» **Problem to solve**: Each entry in the listing below should be restated word for word.

-- start --

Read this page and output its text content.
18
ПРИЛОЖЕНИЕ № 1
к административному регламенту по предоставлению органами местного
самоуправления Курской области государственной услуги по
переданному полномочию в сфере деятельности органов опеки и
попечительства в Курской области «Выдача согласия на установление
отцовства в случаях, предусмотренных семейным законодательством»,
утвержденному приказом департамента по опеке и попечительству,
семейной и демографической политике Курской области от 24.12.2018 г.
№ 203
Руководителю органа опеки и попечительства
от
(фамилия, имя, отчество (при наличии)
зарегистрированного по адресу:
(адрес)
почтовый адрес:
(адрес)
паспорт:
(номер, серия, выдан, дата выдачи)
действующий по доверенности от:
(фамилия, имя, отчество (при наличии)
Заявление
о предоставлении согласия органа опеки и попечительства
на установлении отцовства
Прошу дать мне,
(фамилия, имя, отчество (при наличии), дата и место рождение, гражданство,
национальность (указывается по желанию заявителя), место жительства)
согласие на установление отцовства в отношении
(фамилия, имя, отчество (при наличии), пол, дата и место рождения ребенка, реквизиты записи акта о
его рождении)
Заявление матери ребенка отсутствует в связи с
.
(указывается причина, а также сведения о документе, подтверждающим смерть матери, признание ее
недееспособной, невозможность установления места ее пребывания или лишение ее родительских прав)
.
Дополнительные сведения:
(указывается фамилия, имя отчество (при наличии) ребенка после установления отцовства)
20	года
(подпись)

-- end --

» **Final result**:
Read this page and output its text content.
18
ПРИЛОЖЕНИЕ № 1
к административному регламенту по предоставлению органами местного
самоуправления Курской области государственной услуги по
переданному полномочию в сфере деятельности органов опеки и
попечительства в Курской области «Выдача согласия на установление
отцовства в случаях, предусмотренных семейным законодательством»,
утвержденному приказом департамента по опеке и попечительству,
семейной и демографической политике Курской области от 24.12.2018 г.
№ 203
Руководителю органа опеки и попечительства
от
(фамилия, имя, отчество (при наличии)
зарегистрированного по адресу:
(адрес)
почтовый адрес:
(адрес)
паспорт:
(номер, серия, выдан, дата выдачи)
действующий по доверенности от:
(фамилия, имя, отчество (при наличии)
Заявление
о предоставлении согласия органа опеки и попечительства
на установлении отцовства
Прошу дать мне,
(фамилия, имя, отчество (при наличии), дата и место рождение, гражданство,
национальность (указывается по желанию заявителя), место жительства)
согласие на установление отцовства в отношении
(фамилия, имя, отчество (при наличии), пол, дата и место рождения ребенка, реквизиты записи акта о
его рождении)
Заявление матери ребенка отсутствует в связи с
.
(указывается причина, а также сведения о документе, подтверждающим смерть матери, признание ее
недееспособной, невозможность установления места ее пребывания или лишение ее родительских прав)
.
Дополнительные сведения:
(указывается фамилия, имя отчество (при наличии) ребенка после установления отцовства)
20	года
(подпись)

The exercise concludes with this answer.